* Exercise goal
Go through the listing below and gather every line with the word "control".

-- start --

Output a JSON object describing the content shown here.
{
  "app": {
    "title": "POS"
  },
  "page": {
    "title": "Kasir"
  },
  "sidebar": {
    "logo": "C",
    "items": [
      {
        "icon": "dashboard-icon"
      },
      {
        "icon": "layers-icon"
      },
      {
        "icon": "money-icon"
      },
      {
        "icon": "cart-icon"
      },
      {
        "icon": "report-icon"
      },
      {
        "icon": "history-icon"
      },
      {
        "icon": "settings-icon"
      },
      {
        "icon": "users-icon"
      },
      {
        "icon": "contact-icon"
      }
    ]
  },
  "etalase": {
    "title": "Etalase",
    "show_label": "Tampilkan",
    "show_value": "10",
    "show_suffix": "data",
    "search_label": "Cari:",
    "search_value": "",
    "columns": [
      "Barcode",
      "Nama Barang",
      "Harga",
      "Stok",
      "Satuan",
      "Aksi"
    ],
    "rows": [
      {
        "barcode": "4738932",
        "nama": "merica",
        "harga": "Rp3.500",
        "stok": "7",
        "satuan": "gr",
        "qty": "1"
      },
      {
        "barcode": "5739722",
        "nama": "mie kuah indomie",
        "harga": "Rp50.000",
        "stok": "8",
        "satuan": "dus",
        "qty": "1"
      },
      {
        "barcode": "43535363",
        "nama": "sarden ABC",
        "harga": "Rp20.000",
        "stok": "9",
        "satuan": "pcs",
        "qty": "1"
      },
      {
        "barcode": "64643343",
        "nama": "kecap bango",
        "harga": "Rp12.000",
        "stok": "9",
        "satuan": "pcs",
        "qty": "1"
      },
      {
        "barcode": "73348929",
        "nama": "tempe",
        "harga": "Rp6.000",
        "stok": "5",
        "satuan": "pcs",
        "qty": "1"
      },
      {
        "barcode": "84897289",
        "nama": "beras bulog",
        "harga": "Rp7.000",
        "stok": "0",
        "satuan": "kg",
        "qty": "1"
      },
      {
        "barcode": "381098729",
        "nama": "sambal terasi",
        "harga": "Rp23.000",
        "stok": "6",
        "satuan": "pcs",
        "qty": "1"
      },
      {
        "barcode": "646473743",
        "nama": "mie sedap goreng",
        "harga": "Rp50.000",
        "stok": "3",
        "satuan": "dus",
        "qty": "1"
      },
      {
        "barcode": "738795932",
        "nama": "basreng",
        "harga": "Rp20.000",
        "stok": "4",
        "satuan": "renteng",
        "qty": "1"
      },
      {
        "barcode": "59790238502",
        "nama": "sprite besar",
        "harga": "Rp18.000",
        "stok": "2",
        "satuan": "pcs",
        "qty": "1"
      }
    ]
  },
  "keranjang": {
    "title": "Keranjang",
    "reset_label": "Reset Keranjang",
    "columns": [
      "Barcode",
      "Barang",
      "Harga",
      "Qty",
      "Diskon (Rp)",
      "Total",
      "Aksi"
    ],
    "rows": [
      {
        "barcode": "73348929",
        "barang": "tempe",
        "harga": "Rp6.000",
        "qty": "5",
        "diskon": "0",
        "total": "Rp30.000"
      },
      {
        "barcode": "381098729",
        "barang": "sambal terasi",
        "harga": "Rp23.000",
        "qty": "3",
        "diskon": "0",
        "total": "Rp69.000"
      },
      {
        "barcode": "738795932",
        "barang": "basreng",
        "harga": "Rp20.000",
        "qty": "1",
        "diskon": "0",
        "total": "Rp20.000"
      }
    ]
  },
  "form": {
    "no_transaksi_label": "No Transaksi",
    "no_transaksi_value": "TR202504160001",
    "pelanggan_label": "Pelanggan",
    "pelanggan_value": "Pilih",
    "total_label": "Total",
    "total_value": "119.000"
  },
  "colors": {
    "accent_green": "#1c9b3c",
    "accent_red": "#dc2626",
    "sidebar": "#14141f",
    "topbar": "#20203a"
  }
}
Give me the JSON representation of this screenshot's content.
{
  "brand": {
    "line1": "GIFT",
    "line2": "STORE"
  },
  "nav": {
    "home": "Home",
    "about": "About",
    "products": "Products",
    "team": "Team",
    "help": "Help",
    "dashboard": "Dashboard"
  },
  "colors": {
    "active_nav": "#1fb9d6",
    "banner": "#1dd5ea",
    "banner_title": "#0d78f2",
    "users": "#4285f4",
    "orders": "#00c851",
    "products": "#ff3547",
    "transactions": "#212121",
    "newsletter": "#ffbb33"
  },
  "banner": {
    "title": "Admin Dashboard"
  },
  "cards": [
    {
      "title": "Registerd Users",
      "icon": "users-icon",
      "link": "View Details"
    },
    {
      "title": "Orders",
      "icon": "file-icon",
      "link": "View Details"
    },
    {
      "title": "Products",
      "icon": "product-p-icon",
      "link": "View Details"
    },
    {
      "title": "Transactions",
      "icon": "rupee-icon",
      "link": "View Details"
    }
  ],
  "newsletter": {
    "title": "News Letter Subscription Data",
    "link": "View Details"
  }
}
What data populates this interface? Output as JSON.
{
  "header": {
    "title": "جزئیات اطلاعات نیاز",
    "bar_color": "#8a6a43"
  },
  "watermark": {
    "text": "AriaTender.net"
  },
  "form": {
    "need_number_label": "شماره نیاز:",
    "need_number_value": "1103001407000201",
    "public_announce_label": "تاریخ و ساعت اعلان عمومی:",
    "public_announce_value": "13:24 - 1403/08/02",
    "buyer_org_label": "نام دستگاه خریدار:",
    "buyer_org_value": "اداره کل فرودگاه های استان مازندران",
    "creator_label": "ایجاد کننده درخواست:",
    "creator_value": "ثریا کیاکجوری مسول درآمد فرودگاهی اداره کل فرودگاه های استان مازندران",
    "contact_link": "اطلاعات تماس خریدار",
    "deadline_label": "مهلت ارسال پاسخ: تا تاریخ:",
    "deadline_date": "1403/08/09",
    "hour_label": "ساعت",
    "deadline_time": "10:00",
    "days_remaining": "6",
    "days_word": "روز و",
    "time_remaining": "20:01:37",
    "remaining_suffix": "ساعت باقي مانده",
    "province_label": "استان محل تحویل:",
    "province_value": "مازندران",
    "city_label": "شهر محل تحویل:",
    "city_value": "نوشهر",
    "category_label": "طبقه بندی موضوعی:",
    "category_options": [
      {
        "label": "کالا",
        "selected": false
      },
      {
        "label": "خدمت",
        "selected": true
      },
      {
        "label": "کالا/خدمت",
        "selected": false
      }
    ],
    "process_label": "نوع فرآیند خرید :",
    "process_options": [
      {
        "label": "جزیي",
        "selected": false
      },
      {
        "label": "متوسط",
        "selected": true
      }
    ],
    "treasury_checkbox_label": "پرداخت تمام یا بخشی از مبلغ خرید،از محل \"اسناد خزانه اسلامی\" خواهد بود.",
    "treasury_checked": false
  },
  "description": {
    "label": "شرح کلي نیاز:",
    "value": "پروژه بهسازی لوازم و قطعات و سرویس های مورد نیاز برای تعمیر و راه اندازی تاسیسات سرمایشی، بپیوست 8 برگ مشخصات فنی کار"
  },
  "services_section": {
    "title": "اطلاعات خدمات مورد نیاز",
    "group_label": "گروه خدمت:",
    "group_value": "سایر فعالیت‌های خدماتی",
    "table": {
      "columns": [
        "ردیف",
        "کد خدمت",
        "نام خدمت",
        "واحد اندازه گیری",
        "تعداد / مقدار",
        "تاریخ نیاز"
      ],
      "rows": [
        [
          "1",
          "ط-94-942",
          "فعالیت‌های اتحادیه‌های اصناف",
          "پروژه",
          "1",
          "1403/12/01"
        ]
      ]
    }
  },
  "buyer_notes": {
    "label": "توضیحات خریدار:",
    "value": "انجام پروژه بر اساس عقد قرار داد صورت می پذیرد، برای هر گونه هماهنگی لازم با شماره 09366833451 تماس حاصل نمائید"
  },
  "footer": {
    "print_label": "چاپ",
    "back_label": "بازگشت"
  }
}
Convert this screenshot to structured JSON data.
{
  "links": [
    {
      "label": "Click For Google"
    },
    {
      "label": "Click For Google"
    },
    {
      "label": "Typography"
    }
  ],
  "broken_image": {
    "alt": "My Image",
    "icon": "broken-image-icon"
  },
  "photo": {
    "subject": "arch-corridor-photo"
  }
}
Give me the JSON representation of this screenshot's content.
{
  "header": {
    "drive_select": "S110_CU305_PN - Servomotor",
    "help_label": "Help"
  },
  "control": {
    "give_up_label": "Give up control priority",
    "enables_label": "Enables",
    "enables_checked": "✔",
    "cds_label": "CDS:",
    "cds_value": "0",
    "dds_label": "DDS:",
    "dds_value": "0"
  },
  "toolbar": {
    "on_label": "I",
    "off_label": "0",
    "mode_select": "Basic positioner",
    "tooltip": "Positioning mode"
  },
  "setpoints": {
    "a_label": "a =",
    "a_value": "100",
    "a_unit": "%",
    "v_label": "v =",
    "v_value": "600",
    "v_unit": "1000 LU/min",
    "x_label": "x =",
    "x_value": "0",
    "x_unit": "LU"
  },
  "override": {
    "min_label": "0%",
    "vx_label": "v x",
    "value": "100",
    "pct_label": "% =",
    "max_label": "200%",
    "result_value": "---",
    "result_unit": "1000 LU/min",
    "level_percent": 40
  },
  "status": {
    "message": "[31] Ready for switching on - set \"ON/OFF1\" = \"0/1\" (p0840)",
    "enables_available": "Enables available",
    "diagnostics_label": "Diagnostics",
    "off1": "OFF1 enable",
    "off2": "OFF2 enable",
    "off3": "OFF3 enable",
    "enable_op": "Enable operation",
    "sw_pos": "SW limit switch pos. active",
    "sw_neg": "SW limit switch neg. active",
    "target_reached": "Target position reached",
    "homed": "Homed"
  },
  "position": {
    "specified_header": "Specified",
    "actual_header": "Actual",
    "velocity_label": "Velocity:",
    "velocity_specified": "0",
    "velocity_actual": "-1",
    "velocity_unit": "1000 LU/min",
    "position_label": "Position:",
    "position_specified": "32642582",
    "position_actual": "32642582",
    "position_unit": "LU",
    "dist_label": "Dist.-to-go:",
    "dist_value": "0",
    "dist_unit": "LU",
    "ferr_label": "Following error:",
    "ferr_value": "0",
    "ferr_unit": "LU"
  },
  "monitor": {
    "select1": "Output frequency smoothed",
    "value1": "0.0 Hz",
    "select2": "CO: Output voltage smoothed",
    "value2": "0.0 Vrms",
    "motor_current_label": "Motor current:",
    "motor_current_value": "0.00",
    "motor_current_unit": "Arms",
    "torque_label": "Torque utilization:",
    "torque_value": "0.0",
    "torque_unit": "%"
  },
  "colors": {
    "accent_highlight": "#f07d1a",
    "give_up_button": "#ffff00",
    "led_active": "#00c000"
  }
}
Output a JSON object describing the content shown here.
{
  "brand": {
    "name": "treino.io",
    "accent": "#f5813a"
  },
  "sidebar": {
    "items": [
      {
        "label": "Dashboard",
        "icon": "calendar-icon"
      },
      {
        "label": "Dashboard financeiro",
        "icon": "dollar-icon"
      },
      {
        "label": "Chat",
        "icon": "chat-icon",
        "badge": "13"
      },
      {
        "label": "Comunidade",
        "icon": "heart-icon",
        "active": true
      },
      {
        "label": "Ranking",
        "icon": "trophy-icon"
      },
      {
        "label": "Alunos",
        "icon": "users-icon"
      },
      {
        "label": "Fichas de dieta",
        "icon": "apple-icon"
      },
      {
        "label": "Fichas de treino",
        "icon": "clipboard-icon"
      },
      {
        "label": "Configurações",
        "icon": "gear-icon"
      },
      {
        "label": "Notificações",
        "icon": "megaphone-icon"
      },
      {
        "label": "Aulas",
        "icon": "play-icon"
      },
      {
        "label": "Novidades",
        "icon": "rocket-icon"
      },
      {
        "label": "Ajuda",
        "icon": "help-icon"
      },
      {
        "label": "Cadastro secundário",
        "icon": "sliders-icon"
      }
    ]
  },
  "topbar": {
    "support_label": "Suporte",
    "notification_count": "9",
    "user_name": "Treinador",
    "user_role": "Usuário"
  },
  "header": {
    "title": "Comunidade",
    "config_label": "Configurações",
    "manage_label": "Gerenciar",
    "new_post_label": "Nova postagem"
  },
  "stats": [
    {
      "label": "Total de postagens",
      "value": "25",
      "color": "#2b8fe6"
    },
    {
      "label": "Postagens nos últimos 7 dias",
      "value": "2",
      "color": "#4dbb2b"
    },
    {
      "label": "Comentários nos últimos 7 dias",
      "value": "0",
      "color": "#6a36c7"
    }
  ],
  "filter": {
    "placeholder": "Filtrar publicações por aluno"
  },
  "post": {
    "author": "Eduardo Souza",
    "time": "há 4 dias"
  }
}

-- end --

* Response to this task
  "control": {
    "give_up_label": "Give up control priority",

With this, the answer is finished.